__What the task asks__:
Write out all of the data exactly as it appears.

[Records contained in a dataset]
#####
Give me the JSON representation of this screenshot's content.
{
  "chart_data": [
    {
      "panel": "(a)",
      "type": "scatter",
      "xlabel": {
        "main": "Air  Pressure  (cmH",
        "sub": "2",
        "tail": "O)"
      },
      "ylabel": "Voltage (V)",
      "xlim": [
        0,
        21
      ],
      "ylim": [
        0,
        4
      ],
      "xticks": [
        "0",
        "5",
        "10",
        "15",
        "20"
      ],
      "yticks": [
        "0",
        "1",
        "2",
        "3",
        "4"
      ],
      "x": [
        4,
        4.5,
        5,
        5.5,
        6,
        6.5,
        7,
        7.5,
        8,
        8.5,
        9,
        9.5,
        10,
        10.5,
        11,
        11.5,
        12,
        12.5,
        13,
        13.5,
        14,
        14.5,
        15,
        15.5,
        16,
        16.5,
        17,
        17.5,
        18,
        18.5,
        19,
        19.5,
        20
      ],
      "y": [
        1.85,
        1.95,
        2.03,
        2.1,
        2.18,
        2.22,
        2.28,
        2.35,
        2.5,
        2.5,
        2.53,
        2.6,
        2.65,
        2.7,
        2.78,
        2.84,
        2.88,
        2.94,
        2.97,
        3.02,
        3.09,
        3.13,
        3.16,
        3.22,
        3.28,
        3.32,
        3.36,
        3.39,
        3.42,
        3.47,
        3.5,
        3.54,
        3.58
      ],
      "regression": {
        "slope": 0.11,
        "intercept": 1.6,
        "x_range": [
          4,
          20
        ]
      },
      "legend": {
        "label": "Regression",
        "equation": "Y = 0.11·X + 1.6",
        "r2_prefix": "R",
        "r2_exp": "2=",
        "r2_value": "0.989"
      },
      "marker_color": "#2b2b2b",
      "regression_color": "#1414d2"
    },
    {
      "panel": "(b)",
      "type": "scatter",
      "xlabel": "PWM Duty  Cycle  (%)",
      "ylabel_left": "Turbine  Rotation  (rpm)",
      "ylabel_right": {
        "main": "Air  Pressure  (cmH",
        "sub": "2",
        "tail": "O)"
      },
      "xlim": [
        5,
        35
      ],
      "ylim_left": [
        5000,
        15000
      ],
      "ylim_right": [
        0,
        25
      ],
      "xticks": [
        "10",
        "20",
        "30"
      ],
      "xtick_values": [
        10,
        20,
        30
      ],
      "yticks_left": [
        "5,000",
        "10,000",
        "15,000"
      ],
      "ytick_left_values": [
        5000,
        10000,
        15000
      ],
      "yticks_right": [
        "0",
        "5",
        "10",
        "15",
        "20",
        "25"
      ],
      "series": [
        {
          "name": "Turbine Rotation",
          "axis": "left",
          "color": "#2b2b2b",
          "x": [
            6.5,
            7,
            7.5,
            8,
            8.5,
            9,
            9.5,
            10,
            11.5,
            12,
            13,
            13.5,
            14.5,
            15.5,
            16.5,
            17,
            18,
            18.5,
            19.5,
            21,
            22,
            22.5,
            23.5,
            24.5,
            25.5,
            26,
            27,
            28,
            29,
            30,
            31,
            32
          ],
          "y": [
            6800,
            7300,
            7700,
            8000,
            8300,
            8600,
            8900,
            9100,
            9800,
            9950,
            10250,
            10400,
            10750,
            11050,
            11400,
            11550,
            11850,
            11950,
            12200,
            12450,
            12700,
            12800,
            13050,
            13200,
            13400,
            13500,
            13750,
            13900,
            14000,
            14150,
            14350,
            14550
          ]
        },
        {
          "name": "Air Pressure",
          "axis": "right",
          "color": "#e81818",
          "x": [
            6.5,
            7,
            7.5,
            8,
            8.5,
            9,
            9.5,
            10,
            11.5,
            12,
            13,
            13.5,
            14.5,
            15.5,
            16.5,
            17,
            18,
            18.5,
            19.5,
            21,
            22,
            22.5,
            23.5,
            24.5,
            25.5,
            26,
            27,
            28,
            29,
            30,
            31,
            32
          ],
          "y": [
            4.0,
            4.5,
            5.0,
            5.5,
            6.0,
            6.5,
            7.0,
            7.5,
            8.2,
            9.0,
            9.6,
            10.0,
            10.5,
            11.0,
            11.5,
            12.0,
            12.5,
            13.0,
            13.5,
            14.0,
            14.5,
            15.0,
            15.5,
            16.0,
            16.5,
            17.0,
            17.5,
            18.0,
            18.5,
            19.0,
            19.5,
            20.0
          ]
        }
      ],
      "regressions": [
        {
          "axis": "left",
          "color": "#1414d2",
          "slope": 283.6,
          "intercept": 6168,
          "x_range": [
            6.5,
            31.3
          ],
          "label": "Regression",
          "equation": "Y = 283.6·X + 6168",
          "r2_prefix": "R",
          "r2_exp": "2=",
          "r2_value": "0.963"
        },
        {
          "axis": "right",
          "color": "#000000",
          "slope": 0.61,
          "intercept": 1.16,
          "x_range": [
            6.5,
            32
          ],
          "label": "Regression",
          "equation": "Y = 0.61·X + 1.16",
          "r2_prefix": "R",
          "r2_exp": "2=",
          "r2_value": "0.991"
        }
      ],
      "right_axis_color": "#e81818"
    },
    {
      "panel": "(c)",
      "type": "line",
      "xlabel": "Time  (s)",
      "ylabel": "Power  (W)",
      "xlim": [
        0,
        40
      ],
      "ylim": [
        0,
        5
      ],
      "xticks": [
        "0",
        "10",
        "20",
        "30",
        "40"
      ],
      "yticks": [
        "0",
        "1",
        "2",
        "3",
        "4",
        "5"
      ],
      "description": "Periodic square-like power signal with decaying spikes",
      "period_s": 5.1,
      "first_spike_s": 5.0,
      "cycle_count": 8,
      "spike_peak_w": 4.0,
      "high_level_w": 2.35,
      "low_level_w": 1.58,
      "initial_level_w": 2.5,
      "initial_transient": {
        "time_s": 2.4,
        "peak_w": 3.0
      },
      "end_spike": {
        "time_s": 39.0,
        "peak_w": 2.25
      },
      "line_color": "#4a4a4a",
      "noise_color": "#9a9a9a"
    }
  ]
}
#####
__Written response__:
Give me the JSON representation of this screenshot's content.
{
  "chart_data": [
    {
      "panel": "(a)",
      "type": "scatter",
      "xlabel": {
        "main": "Air  Pressure  (cmH",
        "sub": "2",
        "tail": "O)"
      },
      "ylabel": "Voltage (V)",
      "xlim": [
        0,
        21
      ],
      "ylim": [
        0,
        4
      ],
      "xticks": [
        "0",
        "5",
        "10",
        "15",
        "20"
      ],
      "yticks": [
        "0",
        "1",
        "2",
        "3",
        "4"
      ],
      "x": [
        4,
        4.5,
        5,
        5.5,
        6,
        6.5,
        7,
        7.5,
        8,
        8.5,
        9,
        9.5,
        10,
        10.5,
        11,
        11.5,
        12,
        12.5,
        13,
        13.5,
        14,
        14.5,
        15,
        15.5,
        16,
        16.5,
        17,
        17.5,
        18,
        18.5,
        19,
        19.5,
        20
      ],
      "y": [
        1.85,
        1.95,
        2.03,
        2.1,
        2.18,
        2.22,
        2.28,
        2.35,
        2.5,
        2.5,
        2.53,
        2.6,
        2.65,
        2.7,
        2.78,
        2.84,
        2.88,
        2.94,
        2.97,
        3.02,
        3.09,
        3.13,
        3.16,
        3.22,
        3.28,
        3.32,
        3.36,
        3.39,
        3.42,
        3.47,
        3.5,
        3.54,
        3.58
      ],
      "regression": {
        "slope": 0.11,
        "intercept": 1.6,
        "x_range": [
          4,
          20
        ]
      },
      "legend": {
        "label": "Regression",
        "equation": "Y = 0.11·X + 1.6",
        "r2_prefix": "R",
        "r2_exp": "2=",
        "r2_value": "0.989"
      },
      "marker_color": "#2b2b2b",
      "regression_color": "#1414d2"
    },
    {
      "panel": "(b)",
      "type": "scatter",
      "xlabel": "PWM Duty  Cycle  (%)",
      "ylabel_left": "Turbine  Rotation  (rpm)",
      "ylabel_right": {
        "main": "Air  Pressure  (cmH",
        "sub": "2",
        "tail": "O)"
      },
      "xlim": [
        5,
        35
      ],
      "ylim_left": [
        5000,
        15000
      ],
      "ylim_right": [
        0,
        25
      ],
      "xticks": [
        "10",
        "20",
        "30"
      ],
      "xtick_values": [
        10,
        20,
        30
      ],
      "yticks_left": [
        "5,000",
        "10,000",
        "15,000"
      ],
      "ytick_left_values": [
        5000,
        10000,
        15000
      ],
      "yticks_right": [
        "0",
        "5",
        "10",
        "15",
        "20",
        "25"
      ],
      "series": [
        {
          "name": "Turbine Rotation",
          "axis": "left",
          "color": "#2b2b2b",
          "x": [
            6.5,
            7,
            7.5,
            8,
            8.5,
            9,
            9.5,
            10,
            11.5,
            12,
            13,
            13.5,
            14.5,
            15.5,
            16.5,
            17,
            18,
            18.5,
            19.5,
            21,
            22,
            22.5,
            23.5,
            24.5,
            25.5,
            26,
            27,
            28,
            29,
            30,
            31,
            32
          ],
          "y": [
            6800,
            7300,
            7700,
            8000,
            8300,
            8600,
            8900,
            9100,
            9800,
            9950,
            10250,
            10400,
            10750,
            11050,
            11400,
            11550,
            11850,
            11950,
            12200,
            12450,
            12700,
            12800,
            13050,
            13200,
            13400,
            13500,
            13750,
            13900,
            14000,
            14150,
            14350,
            14550
          ]
        },
        {
          "name": "Air Pressure",
          "axis": "right",
          "color": "#e81818",
          "x": [
            6.5,
            7,
            7.5,
            8,
            8.5,
            9,
            9.5,
            10,
            11.5,
            12,
            13,
            13.5,
            14.5,
            15.5,
            16.5,
            17,
            18,
            18.5,
            19.5,
            21,
            22,
            22.5,
            23.5,
            24.5,
            25.5,
            26,
            27,
            28,
            29,
            30,
            31,
            32
          ],
          "y": [
            4.0,
            4.5,
            5.0,
            5.5,
            6.0,
            6.5,
            7.0,
            7.5,
            8.2,
            9.0,
            9.6,
            10.0,
            10.5,
            11.0,
            11.5,
            12.0,
            12.5,
            13.0,
            13.5,
            14.0,
            14.5,
            15.0,
            15.5,
            16.0,
            16.5,
            17.0,
            17.5,
            18.0,
            18.5,
            19.0,
            19.5,
            20.0
          ]
        }
      ],
      "regressions": [
        {
          "axis": "left",
          "color": "#1414d2",
          "slope": 283.6,
          "intercept": 6168,
          "x_range": [
            6.5,
            31.3
          ],
          "label": "Regression",
          "equation": "Y = 283.6·X + 6168",
          "r2_prefix": "R",
          "r2_exp": "2=",
          "r2_value": "0.963"
        },
        {
          "axis": "right",
          "color": "#000000",
          "slope": 0.61,
          "intercept": 1.16,
          "x_range": [
            6.5,
            32
          ],
          "label": "Regression",
          "equation": "Y = 0.61·X + 1.16",
          "r2_prefix": "R",
          "r2_exp": "2=",
          "r2_value": "0.991"
        }
      ],
      "right_axis_color": "#e81818"
    },
    {
      "panel": "(c)",
      "type": "line",
      "xlabel": "Time  (s)",
      "ylabel": "Power  (W)",
      "xlim": [
        0,
        40
      ],
      "ylim": [
        0,
        5
      ],
      "xticks": [
        "0",
        "10",
        "20",
        "30",
        "40"
      ],
      "yticks": [
        "0",
        "1",
        "2",
        "3",
        "4",
        "5"
      ],
      "description": "Periodic square-like power signal with decaying spikes",
      "period_s": 5.1,
      "first_spike_s": 5.0,
      "cycle_count": 8,
      "spike_peak_w": 4.0,
      "high_level_w": 2.35,
      "low_level_w": 1.58,
      "initial_level_w": 2.5,
      "initial_transient": {
        "time_s": 2.4,
        "peak_w": 3.0
      },
      "end_spike": {
        "time_s": 39.0,
        "peak_w": 2.25
      },
      "line_color": "#4a4a4a",
      "noise_color": "#9a9a9a"
    }
  ]
}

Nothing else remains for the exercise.